Information shown
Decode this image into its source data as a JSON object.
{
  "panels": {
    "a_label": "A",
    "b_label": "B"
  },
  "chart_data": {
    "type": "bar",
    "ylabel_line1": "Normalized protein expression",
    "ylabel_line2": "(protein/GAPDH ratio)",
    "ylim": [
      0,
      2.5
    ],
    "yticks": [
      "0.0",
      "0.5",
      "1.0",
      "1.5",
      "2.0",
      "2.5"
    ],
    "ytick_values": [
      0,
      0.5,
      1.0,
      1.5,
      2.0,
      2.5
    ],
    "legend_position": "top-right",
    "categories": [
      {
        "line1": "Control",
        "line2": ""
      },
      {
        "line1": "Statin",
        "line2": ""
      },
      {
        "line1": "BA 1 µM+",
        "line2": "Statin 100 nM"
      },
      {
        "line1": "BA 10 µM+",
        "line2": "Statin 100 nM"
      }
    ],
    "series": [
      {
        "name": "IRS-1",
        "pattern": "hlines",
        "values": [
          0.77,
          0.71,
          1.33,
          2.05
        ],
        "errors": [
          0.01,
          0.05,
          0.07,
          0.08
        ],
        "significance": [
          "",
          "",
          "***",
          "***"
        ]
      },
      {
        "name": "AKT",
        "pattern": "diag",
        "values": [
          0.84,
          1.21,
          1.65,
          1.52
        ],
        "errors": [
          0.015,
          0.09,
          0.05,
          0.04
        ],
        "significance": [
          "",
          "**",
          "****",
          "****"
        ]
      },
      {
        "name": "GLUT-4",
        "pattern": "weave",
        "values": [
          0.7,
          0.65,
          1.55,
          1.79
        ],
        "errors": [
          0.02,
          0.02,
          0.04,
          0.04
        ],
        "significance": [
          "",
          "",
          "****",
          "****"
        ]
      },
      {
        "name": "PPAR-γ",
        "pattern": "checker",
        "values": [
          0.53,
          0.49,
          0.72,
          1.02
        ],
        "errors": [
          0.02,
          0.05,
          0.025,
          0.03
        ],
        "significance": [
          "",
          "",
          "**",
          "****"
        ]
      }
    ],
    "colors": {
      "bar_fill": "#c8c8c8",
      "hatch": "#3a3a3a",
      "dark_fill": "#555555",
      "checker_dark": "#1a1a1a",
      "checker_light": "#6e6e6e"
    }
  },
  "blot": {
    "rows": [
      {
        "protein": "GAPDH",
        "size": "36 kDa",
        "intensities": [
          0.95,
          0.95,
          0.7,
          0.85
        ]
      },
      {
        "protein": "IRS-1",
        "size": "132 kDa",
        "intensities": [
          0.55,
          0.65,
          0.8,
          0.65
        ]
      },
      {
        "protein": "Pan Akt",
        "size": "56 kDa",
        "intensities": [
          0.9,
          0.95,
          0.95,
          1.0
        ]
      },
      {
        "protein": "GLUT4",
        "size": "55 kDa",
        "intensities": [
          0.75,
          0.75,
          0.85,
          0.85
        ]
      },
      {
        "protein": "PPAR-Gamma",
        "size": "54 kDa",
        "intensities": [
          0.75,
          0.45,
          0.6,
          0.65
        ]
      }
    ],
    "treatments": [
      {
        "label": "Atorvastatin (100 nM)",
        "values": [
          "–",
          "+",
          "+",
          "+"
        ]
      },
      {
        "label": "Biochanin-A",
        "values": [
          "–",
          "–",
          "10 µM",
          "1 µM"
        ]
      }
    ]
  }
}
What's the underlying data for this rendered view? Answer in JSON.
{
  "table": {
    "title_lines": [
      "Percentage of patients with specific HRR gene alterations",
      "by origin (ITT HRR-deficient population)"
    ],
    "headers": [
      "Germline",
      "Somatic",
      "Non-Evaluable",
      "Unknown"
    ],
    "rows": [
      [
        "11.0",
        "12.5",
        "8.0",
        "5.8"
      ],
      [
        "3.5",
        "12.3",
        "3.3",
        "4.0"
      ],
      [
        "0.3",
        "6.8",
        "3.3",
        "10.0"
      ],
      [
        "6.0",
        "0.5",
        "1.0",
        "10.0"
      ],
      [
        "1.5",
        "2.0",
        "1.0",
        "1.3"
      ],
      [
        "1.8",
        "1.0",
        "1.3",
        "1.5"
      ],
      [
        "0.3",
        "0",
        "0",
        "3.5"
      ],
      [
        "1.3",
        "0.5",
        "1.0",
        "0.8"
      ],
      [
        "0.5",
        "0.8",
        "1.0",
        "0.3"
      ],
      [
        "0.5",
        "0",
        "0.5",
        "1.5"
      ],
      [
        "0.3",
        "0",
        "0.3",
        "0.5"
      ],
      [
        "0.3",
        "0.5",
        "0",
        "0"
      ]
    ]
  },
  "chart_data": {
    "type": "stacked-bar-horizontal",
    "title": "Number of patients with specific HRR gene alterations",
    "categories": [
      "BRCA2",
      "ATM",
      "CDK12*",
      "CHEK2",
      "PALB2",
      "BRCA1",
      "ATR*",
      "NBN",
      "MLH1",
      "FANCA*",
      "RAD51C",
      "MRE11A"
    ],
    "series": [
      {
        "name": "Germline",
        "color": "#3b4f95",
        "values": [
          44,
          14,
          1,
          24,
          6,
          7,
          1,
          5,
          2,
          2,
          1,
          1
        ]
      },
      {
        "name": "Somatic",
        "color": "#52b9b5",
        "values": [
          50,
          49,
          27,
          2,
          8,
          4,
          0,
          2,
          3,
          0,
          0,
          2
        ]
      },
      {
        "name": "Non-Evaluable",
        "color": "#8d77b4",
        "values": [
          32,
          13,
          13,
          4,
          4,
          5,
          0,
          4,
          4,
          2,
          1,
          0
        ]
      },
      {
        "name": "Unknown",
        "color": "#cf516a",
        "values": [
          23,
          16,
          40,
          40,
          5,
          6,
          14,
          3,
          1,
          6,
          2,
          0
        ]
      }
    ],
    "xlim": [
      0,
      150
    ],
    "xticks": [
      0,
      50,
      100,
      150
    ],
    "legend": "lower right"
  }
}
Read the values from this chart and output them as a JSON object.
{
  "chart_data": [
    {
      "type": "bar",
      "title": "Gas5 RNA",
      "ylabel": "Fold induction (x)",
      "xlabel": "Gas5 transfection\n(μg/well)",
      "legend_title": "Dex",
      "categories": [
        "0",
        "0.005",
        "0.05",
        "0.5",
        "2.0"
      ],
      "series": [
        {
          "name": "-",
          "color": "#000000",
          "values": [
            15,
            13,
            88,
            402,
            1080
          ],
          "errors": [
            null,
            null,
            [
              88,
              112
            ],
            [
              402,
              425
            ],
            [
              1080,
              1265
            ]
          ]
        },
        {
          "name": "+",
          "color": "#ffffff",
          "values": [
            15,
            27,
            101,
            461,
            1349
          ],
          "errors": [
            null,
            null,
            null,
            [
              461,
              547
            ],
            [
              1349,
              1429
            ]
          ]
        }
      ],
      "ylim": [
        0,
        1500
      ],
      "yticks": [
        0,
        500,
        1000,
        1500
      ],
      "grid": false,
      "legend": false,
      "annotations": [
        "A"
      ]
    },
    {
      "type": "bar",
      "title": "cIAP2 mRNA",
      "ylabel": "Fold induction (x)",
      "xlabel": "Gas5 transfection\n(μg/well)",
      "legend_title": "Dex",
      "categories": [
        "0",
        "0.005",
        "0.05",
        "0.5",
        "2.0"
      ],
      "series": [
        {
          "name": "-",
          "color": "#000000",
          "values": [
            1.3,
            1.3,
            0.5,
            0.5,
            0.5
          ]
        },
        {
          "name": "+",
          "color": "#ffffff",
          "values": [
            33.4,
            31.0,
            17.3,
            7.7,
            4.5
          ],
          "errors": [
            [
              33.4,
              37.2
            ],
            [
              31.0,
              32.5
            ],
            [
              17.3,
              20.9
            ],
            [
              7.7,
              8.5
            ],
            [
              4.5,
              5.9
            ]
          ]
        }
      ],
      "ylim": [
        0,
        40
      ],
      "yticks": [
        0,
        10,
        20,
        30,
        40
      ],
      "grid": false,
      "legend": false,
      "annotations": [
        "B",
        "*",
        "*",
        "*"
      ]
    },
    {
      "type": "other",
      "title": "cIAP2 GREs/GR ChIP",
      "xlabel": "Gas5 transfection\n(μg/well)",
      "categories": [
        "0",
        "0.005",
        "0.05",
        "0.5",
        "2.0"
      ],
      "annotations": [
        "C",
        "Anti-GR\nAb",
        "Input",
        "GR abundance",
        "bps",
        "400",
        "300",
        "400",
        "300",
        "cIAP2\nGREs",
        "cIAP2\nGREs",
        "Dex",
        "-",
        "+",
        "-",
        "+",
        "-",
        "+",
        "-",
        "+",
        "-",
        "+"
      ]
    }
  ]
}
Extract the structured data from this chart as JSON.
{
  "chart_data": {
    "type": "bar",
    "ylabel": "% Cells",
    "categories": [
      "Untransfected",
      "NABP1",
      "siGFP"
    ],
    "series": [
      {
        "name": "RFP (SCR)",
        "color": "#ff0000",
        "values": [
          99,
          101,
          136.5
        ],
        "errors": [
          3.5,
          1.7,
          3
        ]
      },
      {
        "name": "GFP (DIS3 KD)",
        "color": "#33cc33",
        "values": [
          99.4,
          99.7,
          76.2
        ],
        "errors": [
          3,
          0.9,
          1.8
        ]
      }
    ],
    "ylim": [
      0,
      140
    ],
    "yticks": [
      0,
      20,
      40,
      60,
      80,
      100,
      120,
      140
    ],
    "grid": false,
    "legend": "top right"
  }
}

The problem
Find "Extract the structured" in the entries above, then repeat its line and all lines after it exactly, down to the last line.

Answer for the task
Extract the structured data from this chart as JSON.
{
  "chart_data": {
    "type": "bar",
    "ylabel": "% Cells",
    "categories": [
      "Untransfected",
      "NABP1",
      "siGFP"
    ],
    "series": [
      {
        "name": "RFP (SCR)",
        "color": "#ff0000",
        "values": [
          99,
          101,
          136.5
        ],
        "errors": [
          3.5,
          1.7,
          3
        ]
      },
      {
        "name": "GFP (DIS3 KD)",
        "color": "#33cc33",
        "values": [
          99.4,
          99.7,
          76.2
        ],
        "errors": [
          3,
          0.9,
          1.8
        ]
      }
    ],
    "ylim": [
      0,
      140
    ],
    "yticks": [
      0,
      20,
      40,
      60,
      80,
      100,
      120,
      140
    ],
    "grid": false,
    "legend": "top right"
  }
}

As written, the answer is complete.